— Start of DATA SECTION —

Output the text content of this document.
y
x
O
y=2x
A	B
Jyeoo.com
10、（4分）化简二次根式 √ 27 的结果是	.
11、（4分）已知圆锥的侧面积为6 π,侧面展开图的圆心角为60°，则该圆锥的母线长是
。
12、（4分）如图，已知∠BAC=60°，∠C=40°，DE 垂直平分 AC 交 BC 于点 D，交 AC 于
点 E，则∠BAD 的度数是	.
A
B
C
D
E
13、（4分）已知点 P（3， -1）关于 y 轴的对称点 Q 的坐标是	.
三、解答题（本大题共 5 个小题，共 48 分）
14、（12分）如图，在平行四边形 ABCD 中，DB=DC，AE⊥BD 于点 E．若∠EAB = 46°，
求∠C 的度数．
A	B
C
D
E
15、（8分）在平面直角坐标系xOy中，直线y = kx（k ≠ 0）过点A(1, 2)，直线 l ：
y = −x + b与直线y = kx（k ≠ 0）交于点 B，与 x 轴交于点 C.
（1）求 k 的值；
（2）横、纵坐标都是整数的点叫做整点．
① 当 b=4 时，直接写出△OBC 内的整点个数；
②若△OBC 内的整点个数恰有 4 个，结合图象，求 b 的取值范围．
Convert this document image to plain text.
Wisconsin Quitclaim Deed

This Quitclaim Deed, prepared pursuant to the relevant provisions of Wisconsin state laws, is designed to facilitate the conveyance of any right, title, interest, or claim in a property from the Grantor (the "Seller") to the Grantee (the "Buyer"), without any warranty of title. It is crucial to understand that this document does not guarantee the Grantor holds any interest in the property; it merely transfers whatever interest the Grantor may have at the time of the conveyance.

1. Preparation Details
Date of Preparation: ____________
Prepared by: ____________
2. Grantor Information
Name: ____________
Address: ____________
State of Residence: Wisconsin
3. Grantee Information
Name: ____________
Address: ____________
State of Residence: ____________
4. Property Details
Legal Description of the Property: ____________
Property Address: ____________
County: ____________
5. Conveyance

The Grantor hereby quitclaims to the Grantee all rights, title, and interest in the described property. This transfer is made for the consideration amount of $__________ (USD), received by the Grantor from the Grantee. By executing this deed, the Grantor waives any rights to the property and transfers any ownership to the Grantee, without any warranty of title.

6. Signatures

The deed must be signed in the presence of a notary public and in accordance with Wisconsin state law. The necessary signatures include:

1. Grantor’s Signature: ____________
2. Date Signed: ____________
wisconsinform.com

— End of DATA SECTION —

- [WORK REQUIRED]:
From the records above, extract every line exactly as it stands.

- [EXERCISE OUTPUT]:
Output the text content of this document.
y
x
O
y=2x
A	B
Jyeoo.com
10、（4分）化简二次根式 √ 27 的结果是	.
11、（4分）已知圆锥的侧面积为6 π,侧面展开图的圆心角为60°，则该圆锥的母线长是
。
12、（4分）如图，已知∠BAC=60°，∠C=40°，DE 垂直平分 AC 交 BC 于点 D，交 AC 于
点 E，则∠BAD 的度数是	.
A
B
C
D
E
13、（4分）已知点 P（3， -1）关于 y 轴的对称点 Q 的坐标是	.
三、解答题（本大题共 5 个小题，共 48 分）
14、（12分）如图，在平行四边形 ABCD 中，DB=DC，AE⊥BD 于点 E．若∠EAB = 46°，
求∠C 的度数．
A	B
C
D
E
15、（8分）在平面直角坐标系xOy中，直线y = kx（k ≠ 0）过点A(1, 2)，直线 l ：
y = −x + b与直线y = kx（k ≠ 0）交于点 B，与 x 轴交于点 C.
（1）求 k 的值；
（2）横、纵坐标都是整数的点叫做整点．
① 当 b=4 时，直接写出△OBC 内的整点个数；
②若△OBC 内的整点个数恰有 4 个，结合图象，求 b 的取值范围．
Convert this document image to plain text.
Wisconsin Quitclaim Deed

This Quitclaim Deed, prepared pursuant to the relevant provisions of Wisconsin state laws, is designed to facilitate the conveyance of any right, title, interest, or claim in a property from the Grantor (the "Seller") to the Grantee (the "Buyer"), without any warranty of title. It is crucial to understand that this document does not guarantee the Grantor holds any interest in the property; it merely transfers whatever interest the Grantor may have at the time of the conveyance.

1. Preparation Details
Date of Preparation: ____________
Prepared by: ____________
2. Grantor Information
Name: ____________
Address: ____________
State of Residence: Wisconsin
3. Grantee Information
Name: ____________
Address: ____________
State of Residence: ____________
4. Property Details
Legal Description of the Property: ____________
Property Address: ____________
County: ____________
5. Conveyance

The Grantor hereby quitclaims to the Grantee all rights, title, and interest in the described property. This transfer is made for the consideration amount of $__________ (USD), received by the Grantor from the Grantee. By executing this deed, the Grantor waives any rights to the property and transfers any ownership to the Grantee, without any warranty of title.

6. Signatures

The deed must be signed in the presence of a notary public and in accordance with Wisconsin state law. The necessary signatures include:

1. Grantor’s Signature: ____________
2. Date Signed: ____________
wisconsinform.com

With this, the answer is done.